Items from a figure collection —
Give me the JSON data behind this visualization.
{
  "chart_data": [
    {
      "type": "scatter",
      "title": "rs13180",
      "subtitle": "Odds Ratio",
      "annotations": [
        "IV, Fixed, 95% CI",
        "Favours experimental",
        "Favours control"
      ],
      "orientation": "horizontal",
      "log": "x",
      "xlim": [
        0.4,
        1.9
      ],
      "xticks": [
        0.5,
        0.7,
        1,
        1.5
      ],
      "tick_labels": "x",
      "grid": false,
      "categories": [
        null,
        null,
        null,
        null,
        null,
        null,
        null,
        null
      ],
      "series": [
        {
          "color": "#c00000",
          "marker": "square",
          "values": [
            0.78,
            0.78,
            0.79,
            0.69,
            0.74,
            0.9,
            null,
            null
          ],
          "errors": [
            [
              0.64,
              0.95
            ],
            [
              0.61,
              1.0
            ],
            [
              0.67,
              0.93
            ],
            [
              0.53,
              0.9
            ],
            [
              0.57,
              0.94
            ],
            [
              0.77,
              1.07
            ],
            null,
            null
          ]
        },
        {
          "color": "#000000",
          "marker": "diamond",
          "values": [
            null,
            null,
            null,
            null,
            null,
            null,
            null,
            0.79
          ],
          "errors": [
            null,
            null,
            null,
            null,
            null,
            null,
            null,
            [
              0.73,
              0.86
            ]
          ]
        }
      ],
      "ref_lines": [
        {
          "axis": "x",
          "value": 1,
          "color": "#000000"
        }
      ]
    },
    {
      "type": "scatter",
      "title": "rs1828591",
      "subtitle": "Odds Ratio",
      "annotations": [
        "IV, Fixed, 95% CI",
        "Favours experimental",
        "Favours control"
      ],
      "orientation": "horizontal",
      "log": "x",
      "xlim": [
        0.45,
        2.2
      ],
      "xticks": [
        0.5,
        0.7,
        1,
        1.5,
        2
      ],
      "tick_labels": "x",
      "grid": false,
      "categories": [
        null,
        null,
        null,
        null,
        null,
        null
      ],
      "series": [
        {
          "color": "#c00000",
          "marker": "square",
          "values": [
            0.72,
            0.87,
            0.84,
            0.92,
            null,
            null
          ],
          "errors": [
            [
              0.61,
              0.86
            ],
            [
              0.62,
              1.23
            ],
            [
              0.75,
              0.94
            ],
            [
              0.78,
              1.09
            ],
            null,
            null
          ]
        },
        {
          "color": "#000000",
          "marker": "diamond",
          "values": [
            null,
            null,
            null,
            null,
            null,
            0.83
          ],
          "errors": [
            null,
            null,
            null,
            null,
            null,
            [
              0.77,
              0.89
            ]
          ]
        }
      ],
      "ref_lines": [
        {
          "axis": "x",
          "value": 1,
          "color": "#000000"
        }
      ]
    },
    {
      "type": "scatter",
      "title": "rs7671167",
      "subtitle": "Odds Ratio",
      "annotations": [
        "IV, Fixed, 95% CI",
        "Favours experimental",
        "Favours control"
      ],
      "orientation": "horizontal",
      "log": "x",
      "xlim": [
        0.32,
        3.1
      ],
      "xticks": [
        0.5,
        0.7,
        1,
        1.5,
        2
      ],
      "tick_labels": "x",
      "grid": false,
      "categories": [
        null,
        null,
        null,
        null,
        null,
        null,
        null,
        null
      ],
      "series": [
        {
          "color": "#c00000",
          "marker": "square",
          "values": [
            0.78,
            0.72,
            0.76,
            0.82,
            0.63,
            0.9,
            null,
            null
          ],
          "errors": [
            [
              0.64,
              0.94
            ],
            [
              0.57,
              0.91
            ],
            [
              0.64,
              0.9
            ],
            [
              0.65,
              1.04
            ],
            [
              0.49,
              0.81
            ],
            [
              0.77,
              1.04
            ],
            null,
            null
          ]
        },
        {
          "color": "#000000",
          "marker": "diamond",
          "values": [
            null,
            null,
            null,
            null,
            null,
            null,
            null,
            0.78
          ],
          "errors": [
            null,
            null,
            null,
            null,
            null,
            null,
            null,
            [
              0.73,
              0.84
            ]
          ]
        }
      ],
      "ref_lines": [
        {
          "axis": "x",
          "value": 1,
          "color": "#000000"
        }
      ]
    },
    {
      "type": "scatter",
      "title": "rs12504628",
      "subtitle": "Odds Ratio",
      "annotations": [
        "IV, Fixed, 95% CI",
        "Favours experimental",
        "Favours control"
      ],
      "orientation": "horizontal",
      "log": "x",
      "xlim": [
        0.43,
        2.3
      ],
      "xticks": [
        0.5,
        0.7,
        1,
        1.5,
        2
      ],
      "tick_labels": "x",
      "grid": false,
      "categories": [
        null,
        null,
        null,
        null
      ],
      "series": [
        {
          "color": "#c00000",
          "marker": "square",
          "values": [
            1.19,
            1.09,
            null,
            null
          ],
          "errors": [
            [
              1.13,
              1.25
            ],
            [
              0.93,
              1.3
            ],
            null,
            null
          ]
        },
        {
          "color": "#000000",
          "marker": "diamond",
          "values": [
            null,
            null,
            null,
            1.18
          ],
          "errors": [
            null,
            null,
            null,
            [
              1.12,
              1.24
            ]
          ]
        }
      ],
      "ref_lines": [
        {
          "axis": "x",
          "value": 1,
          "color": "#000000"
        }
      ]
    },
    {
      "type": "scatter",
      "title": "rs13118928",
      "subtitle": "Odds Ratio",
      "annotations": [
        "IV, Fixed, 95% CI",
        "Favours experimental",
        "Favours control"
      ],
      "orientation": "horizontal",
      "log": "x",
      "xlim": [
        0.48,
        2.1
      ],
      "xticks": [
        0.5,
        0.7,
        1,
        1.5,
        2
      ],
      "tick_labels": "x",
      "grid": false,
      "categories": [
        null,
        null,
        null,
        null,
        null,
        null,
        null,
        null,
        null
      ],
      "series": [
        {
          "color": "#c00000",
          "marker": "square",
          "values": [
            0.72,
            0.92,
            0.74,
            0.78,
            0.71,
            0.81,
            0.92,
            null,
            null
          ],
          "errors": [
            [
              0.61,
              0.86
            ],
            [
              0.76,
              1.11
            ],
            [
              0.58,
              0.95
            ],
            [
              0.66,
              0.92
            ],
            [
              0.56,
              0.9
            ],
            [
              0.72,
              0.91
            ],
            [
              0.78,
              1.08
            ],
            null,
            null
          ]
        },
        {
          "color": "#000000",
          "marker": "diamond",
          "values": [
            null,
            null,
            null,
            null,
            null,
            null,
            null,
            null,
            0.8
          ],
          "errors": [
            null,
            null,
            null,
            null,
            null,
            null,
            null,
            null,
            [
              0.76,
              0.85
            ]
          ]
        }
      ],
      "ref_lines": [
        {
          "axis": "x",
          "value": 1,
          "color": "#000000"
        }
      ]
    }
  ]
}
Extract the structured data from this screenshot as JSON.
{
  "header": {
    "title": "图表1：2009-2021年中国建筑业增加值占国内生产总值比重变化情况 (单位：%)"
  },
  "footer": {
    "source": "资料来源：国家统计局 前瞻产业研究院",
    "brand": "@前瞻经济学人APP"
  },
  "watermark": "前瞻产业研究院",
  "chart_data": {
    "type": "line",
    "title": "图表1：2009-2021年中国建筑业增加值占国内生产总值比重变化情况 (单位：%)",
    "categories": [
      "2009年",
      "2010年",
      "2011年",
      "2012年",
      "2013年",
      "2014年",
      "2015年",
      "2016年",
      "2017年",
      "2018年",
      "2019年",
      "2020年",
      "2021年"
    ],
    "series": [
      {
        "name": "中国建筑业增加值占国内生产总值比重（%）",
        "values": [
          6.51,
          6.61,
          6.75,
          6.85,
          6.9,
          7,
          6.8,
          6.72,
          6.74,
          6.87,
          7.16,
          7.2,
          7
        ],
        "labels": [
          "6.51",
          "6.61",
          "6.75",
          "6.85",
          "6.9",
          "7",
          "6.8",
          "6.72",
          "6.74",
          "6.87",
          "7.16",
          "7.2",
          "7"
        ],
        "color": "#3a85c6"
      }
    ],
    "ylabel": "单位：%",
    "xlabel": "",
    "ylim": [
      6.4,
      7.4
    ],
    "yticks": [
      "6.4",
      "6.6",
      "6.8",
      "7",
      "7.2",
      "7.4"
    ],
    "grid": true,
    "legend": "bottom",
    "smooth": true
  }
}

TASK OBJECTIVE —
Extract the closing run of lines, starting with the one containing "Extract the structured" and ending at the last, exactly as written.

RESPONSE TO THE EXERCISE —
Extract the structured data from this screenshot as JSON.
{
  "header": {
    "title": "图表1：2009-2021年中国建筑业增加值占国内生产总值比重变化情况 (单位：%)"
  },
  "footer": {
    "source": "资料来源：国家统计局 前瞻产业研究院",
    "brand": "@前瞻经济学人APP"
  },
  "watermark": "前瞻产业研究院",
  "chart_data": {
    "type": "line",
    "title": "图表1：2009-2021年中国建筑业增加值占国内生产总值比重变化情况 (单位：%)",
    "categories": [
      "2009年",
      "2010年",
      "2011年",
      "2012年",
      "2013年",
      "2014年",
      "2015年",
      "2016年",
      "2017年",
      "2018年",
      "2019年",
      "2020年",
      "2021年"
    ],
    "series": [
      {
        "name": "中国建筑业增加值占国内生产总值比重（%）",
        "values": [
          6.51,
          6.61,
          6.75,
          6.85,
          6.9,
          7,
          6.8,
          6.72,
          6.74,
          6.87,
          7.16,
          7.2,
          7
        ],
        "labels": [
          "6.51",
          "6.61",
          "6.75",
          "6.85",
          "6.9",
          "7",
          "6.8",
          "6.72",
          "6.74",
          "6.87",
          "7.16",
          "7.2",
          "7"
        ],
        "color": "#3a85c6"
      }
    ],
    "ylabel": "单位：%",
    "xlabel": "",
    "ylim": [
      6.4,
      7.4
    ],
    "yticks": [
      "6.4",
      "6.6",
      "6.8",
      "7",
      "7.2",
      "7.4"
    ],
    "grid": true,
    "legend": "bottom",
    "smooth": true
  }
}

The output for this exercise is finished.